What the task requires -
Copy verbatim the span of lines beginning at the line that contains "Output the underlying" and ending with the final line of the data. Exclude pictures from the copy.

Rows from a figure dataset
** Begin **

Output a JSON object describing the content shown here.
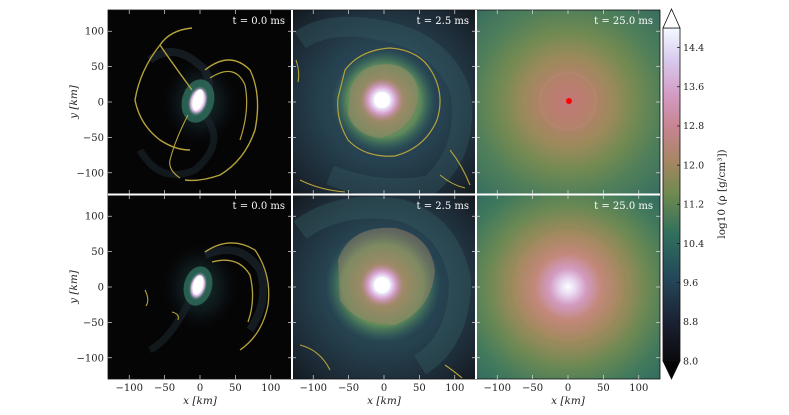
{
  "chart_data": {
    "type": "heatmap",
    "description_free": true,
    "x_label": "x [km]",
    "y_label": "y [km]",
    "x_ticks": [
      "−100",
      "−50",
      "0",
      "50",
      "100"
    ],
    "y_ticks": [
      "100",
      "50",
      "0",
      "−50",
      "−100"
    ],
    "x_tick_values": [
      -100,
      -50,
      0,
      50,
      100
    ],
    "y_tick_values": [
      100,
      50,
      0,
      -50,
      -100
    ],
    "xlim": [
      -130,
      130
    ],
    "ylim": [
      -130,
      130
    ],
    "panels": [
      {
        "row": 0,
        "col": 0,
        "time_label": "t  =  0.0 ms"
      },
      {
        "row": 0,
        "col": 1,
        "time_label": "t  =  2.5 ms"
      },
      {
        "row": 0,
        "col": 2,
        "time_label": "t  =  25.0 ms"
      },
      {
        "row": 1,
        "col": 0,
        "time_label": "t  =  0.0 ms"
      },
      {
        "row": 1,
        "col": 1,
        "time_label": "t  =  2.5 ms"
      },
      {
        "row": 1,
        "col": 2,
        "time_label": "t  =  25.0 ms"
      }
    ],
    "colorbar": {
      "label": "log10 (ρ [g/cm³])",
      "ticks": [
        "14.4",
        "13.6",
        "12.8",
        "12.0",
        "11.2",
        "10.4",
        "9.6",
        "8.8",
        "8.0"
      ],
      "tick_values": [
        14.4,
        13.6,
        12.8,
        12.0,
        11.2,
        10.4,
        9.6,
        8.8,
        8.0
      ],
      "range": [
        8.0,
        14.8
      ],
      "extend": "both"
    },
    "marker": {
      "panel": 2,
      "x": 0,
      "y": 0,
      "color": "#ff0000"
    },
    "contour_color": "#b5a33b"
  }
}
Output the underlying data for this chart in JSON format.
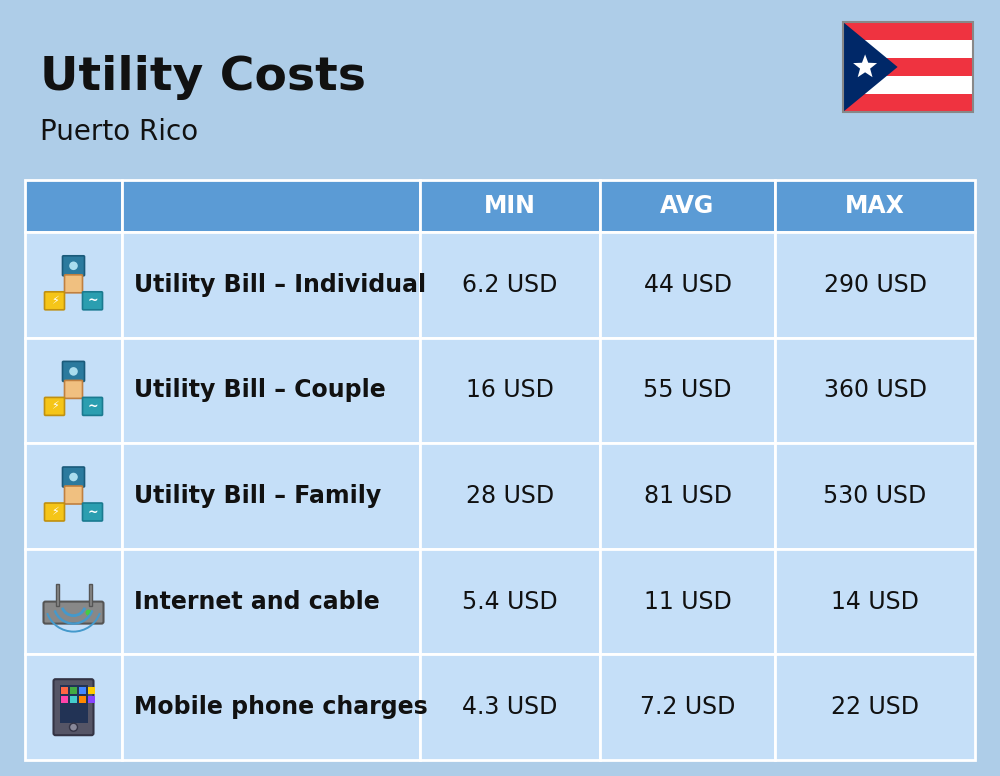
{
  "title": "Utility Costs",
  "subtitle": "Puerto Rico",
  "background_color": "#aecde8",
  "header_bg_color": "#5b9bd5",
  "header_text_color": "#ffffff",
  "row_bg_color": "#c5dff8",
  "col_headers": [
    "MIN",
    "AVG",
    "MAX"
  ],
  "rows": [
    {
      "label": "Utility Bill – Individual",
      "min": "6.2 USD",
      "avg": "44 USD",
      "max": "290 USD"
    },
    {
      "label": "Utility Bill – Couple",
      "min": "16 USD",
      "avg": "55 USD",
      "max": "360 USD"
    },
    {
      "label": "Utility Bill – Family",
      "min": "28 USD",
      "avg": "81 USD",
      "max": "530 USD"
    },
    {
      "label": "Internet and cable",
      "min": "5.4 USD",
      "avg": "11 USD",
      "max": "14 USD"
    },
    {
      "label": "Mobile phone charges",
      "min": "4.3 USD",
      "avg": "7.2 USD",
      "max": "22 USD"
    }
  ],
  "title_fontsize": 34,
  "subtitle_fontsize": 20,
  "header_fontsize": 17,
  "cell_fontsize": 17,
  "label_fontsize": 17,
  "flag_colors": {
    "red": "#EF3340",
    "white": "#FFFFFF",
    "blue": "#002868"
  }
}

** End **

Solution to the problem -
Output the underlying data for this chart in JSON format.
{
  "title": "Utility Costs",
  "subtitle": "Puerto Rico",
  "background_color": "#aecde8",
  "header_bg_color": "#5b9bd5",
  "header_text_color": "#ffffff",
  "row_bg_color": "#c5dff8",
  "col_headers": [
    "MIN",
    "AVG",
    "MAX"
  ],
  "rows": [
    {
      "label": "Utility Bill – Individual",
      "min": "6.2 USD",
      "avg": "44 USD",
      "max": "290 USD"
    },
    {
      "label": "Utility Bill – Couple",
      "min": "16 USD",
      "avg": "55 USD",
      "max": "360 USD"
    },
    {
      "label": "Utility Bill – Family",
      "min": "28 USD",
      "avg": "81 USD",
      "max": "530 USD"
    },
    {
      "label": "Internet and cable",
      "min": "5.4 USD",
      "avg": "11 USD",
      "max": "14 USD"
    },
    {
      "label": "Mobile phone charges",
      "min": "4.3 USD",
      "avg": "7.2 USD",
      "max": "22 USD"
    }
  ],
  "title_fontsize": 34,
  "subtitle_fontsize": 20,
  "header_fontsize": 17,
  "cell_fontsize": 17,
  "label_fontsize": 17,
  "flag_colors": {
    "red": "#EF3340",
    "white": "#FFFFFF",
    "blue": "#002868"
  }
}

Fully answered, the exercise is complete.